#### Selected excerpt
▽

The county owns the site and officials previously looked into tearing down the shuttered structures, known as cottages 2, 3 and 4, plus an auditorium. That’s an outcome one Anoka city leader has quipped that he would chain himself to the door to prevent.
Now officials are savoring a recently brokered lease deal between the city and county, marking an amicable end to an unusual dispute.
“This has been a long time coming,” Commissioner Scott Schulte said at a County Board meeting last week, when commissioners approved the lease agreement.
A similar plan fizzled last year. But Anoka officials say they’ve found the linchpin to make it work this time: Melony Butler.
She runs the nonprofit Eagle’s Healing Nest in Sauk Centre, Minn., which also houses veterans in renovated historic buildings. Butler said she can get the Anoka structures up and running for a fraction of earlier estimates that ran into the millions of dollars.
The plan is to turn the cottages into veterans housing for homeless or vulnerable men, women and families. All the work will depend on donations and volunteers. The clock is ticking, with the goal to get the first building open as early as Dec. 1.
“They need help now,” Butler said.
‘We’ve declared peace’
The nonprofit Commonbond Communities had also considered the site for veterans housing before crucial tax credits and funding fell through.
City officials, determined to preserve the buildings, then looked to lease them from the county, with the goal of subleasing the structures to another nonprofit willing to take them on.
And that’s when negotiations took an unexpected turn.
In August, Anoka city officials and staff said they were stumped by the “onerous” 47-page lease agreement drafted by the county. It was a lease that City Attorney Scott Baumgartner said “almost sets the city up to fail” and prompted Council Member Mark Freeburg to ask, “Does the county know they’ve insulted us?”
County officials say they were looking to protect the county and taxpayers from liability, especially given the structures’ deteriorating condition. County Administrator Jerry Soma characterized the dispute as a disagreement over “wording” — not over the use of the buildings.

△

#### Rows from a layout dataset
▽

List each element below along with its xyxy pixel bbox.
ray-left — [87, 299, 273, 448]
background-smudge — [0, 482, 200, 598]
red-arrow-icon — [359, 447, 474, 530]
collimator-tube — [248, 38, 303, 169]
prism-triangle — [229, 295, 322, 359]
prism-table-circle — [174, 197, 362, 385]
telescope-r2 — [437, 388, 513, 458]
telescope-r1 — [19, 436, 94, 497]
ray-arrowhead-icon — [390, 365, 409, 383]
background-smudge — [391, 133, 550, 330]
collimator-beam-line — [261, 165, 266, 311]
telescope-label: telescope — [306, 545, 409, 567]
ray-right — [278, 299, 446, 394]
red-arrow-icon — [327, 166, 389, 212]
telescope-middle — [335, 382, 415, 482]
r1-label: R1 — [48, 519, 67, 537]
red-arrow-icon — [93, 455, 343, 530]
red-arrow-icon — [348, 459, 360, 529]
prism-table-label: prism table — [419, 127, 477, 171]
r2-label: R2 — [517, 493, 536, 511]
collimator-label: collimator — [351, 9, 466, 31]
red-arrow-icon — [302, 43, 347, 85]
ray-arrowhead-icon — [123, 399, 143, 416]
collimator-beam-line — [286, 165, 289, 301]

△

#### What is needed
Transcribe the passage of the Anoka veterans housing article starting at "Now officials are" and ending at "millions of dollars.". Nothing in the listing is needed for this work.

#### Reply to the exercise
Now officials are savoring a recently brokered lease deal between the city and county, marking an amicable end to an unusual dispute.
“This has been a long time coming,” Commissioner Scott Schulte said at a County Board meeting last week, when commissioners approved the lease agreement.
A similar plan fizzled last year. But Anoka officials say they’ve found the linchpin to make it work this time: Melony Butler.
She runs the nonprofit Eagle’s Healing Nest in Sauk Centre, Minn., which also houses veterans in renovated historic buildings. Butler said she can get the Anoka structures up and running for a fraction of earlier estimates that ran into the millions of dollars.